» Data entries:
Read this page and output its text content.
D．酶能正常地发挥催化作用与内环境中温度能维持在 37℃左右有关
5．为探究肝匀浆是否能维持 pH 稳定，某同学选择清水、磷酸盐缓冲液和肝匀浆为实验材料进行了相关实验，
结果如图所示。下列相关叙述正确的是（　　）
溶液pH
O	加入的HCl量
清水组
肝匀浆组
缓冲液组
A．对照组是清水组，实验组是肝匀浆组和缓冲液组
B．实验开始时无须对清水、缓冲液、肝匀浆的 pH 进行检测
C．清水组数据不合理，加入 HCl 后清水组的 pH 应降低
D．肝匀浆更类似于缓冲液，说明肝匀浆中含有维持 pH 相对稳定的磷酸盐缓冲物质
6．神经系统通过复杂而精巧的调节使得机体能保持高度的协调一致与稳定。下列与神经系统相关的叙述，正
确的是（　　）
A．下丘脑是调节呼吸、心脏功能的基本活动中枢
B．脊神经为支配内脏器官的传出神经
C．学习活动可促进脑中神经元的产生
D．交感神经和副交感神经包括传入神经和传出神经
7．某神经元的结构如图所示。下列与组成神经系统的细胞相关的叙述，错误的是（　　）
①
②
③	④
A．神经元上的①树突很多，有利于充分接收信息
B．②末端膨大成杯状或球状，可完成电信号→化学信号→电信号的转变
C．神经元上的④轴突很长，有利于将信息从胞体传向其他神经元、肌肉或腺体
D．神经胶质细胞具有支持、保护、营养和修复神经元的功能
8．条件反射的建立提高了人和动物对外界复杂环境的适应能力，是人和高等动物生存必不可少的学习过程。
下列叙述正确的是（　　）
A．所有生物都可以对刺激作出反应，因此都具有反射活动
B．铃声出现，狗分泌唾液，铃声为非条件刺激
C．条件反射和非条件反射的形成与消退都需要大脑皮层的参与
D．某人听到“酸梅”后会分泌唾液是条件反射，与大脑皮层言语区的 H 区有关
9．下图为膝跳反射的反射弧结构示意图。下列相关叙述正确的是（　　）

» CHALLENGE:
Reproduce all of the entries word for word.

» ANSWER FOR THIS EXERCISE:
Read this page and output its text content.
D．酶能正常地发挥催化作用与内环境中温度能维持在 37℃左右有关
5．为探究肝匀浆是否能维持 pH 稳定，某同学选择清水、磷酸盐缓冲液和肝匀浆为实验材料进行了相关实验，
结果如图所示。下列相关叙述正确的是（　　）
溶液pH
O	加入的HCl量
清水组
肝匀浆组
缓冲液组
A．对照组是清水组，实验组是肝匀浆组和缓冲液组
B．实验开始时无须对清水、缓冲液、肝匀浆的 pH 进行检测
C．清水组数据不合理，加入 HCl 后清水组的 pH 应降低
D．肝匀浆更类似于缓冲液，说明肝匀浆中含有维持 pH 相对稳定的磷酸盐缓冲物质
6．神经系统通过复杂而精巧的调节使得机体能保持高度的协调一致与稳定。下列与神经系统相关的叙述，正
确的是（　　）
A．下丘脑是调节呼吸、心脏功能的基本活动中枢
B．脊神经为支配内脏器官的传出神经
C．学习活动可促进脑中神经元的产生
D．交感神经和副交感神经包括传入神经和传出神经
7．某神经元的结构如图所示。下列与组成神经系统的细胞相关的叙述，错误的是（　　）
①
②
③	④
A．神经元上的①树突很多，有利于充分接收信息
B．②末端膨大成杯状或球状，可完成电信号→化学信号→电信号的转变
C．神经元上的④轴突很长，有利于将信息从胞体传向其他神经元、肌肉或腺体
D．神经胶质细胞具有支持、保护、营养和修复神经元的功能
8．条件反射的建立提高了人和动物对外界复杂环境的适应能力，是人和高等动物生存必不可少的学习过程。
下列叙述正确的是（　　）
A．所有生物都可以对刺激作出反应，因此都具有反射活动
B．铃声出现，狗分泌唾液，铃声为非条件刺激
C．条件反射和非条件反射的形成与消退都需要大脑皮层的参与
D．某人听到“酸梅”后会分泌唾液是条件反射，与大脑皮层言语区的 H 区有关
9．下图为膝跳反射的反射弧结构示意图。下列相关叙述正确的是（　　）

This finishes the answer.